_Task goal_
Go through the entries below and pick out every line with "this".

_Records to use_
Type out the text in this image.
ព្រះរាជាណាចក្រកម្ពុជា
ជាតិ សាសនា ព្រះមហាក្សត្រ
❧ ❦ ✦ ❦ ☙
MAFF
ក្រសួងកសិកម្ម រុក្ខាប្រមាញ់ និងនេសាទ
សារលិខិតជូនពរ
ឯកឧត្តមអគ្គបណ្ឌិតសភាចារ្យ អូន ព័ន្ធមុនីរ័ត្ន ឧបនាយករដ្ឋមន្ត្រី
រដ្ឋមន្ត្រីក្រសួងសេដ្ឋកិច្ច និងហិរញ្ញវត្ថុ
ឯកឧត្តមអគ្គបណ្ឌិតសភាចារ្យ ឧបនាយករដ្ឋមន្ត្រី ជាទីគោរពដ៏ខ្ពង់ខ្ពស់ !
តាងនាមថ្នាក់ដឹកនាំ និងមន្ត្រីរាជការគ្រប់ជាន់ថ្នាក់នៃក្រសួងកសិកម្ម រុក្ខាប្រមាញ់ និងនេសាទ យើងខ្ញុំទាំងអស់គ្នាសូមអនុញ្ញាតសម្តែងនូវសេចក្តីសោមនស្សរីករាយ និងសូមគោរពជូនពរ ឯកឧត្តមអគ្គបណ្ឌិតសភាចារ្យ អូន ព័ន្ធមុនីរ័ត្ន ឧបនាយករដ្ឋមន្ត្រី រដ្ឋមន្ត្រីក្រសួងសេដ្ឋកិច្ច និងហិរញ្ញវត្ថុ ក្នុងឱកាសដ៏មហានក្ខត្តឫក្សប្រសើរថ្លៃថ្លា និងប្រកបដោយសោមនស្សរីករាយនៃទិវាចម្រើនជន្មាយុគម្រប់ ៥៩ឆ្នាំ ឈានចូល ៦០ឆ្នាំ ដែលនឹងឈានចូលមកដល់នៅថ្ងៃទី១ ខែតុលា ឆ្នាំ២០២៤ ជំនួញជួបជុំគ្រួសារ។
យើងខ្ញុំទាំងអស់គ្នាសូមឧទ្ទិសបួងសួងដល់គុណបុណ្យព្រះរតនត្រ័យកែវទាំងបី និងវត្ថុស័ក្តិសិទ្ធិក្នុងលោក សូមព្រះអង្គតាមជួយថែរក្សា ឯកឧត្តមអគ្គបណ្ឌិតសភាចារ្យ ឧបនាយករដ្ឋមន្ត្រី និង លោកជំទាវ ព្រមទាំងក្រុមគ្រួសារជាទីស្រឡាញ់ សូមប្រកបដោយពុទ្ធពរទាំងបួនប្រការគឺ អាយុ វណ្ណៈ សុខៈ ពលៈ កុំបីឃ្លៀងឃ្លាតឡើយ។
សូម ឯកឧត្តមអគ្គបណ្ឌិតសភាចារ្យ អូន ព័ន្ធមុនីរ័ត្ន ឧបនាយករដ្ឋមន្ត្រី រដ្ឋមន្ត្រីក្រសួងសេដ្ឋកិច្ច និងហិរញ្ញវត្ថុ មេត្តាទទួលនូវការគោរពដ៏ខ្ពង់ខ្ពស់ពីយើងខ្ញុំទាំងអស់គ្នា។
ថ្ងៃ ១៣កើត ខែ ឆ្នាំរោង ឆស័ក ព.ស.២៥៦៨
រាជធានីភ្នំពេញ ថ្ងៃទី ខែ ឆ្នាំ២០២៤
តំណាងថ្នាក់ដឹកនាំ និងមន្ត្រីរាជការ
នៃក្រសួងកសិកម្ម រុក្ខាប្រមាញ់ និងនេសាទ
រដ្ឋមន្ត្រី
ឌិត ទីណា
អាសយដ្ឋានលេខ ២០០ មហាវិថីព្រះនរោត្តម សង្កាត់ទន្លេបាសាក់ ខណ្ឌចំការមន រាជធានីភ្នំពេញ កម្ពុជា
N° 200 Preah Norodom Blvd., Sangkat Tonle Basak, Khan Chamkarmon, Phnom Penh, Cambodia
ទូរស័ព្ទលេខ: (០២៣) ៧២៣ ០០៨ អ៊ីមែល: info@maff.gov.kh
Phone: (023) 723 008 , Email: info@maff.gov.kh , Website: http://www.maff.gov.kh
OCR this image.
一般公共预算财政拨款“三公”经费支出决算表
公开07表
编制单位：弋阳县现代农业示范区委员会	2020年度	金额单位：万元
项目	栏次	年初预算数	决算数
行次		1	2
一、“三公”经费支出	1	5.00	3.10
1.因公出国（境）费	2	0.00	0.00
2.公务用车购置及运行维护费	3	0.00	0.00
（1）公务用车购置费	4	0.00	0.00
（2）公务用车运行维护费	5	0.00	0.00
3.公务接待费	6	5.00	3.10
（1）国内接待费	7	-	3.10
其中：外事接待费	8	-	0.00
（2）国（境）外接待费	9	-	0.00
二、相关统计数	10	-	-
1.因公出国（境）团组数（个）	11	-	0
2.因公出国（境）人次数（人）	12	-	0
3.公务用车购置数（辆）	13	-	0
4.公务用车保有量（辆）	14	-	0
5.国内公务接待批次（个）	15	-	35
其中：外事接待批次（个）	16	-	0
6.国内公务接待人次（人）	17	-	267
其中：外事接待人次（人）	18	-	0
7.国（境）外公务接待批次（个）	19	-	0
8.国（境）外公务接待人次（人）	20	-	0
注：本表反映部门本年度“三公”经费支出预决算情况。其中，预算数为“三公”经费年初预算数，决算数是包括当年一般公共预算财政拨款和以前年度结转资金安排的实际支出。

_The result_
Type out the text in this image.
OCR this image.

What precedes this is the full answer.